WRITTEN EXERCISE :: Where a line below holds the string "наличии", copy that line.

EXCERPTED DATA ::

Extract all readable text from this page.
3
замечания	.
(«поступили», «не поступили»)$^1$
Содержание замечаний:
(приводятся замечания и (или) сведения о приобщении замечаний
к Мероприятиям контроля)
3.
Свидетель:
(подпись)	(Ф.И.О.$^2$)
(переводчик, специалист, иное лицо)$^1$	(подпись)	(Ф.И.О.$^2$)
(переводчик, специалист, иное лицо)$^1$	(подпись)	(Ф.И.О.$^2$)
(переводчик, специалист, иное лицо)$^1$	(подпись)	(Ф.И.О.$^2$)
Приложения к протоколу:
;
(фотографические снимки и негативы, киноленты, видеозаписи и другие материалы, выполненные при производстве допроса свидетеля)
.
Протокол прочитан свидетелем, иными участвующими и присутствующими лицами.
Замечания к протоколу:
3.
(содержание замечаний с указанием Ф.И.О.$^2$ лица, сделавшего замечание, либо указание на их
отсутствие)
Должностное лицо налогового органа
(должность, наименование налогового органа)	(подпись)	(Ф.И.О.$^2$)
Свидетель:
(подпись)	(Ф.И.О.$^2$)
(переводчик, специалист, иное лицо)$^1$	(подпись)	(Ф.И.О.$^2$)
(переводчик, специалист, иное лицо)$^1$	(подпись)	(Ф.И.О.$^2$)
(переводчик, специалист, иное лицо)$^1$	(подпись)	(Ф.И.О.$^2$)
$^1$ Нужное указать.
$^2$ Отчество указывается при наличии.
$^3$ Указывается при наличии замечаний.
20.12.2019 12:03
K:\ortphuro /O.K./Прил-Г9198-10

ANSWER TO THE EXERCISE ::
$^2$ Отчество указывается при наличии.
$^3$ Указывается при наличии замечаний.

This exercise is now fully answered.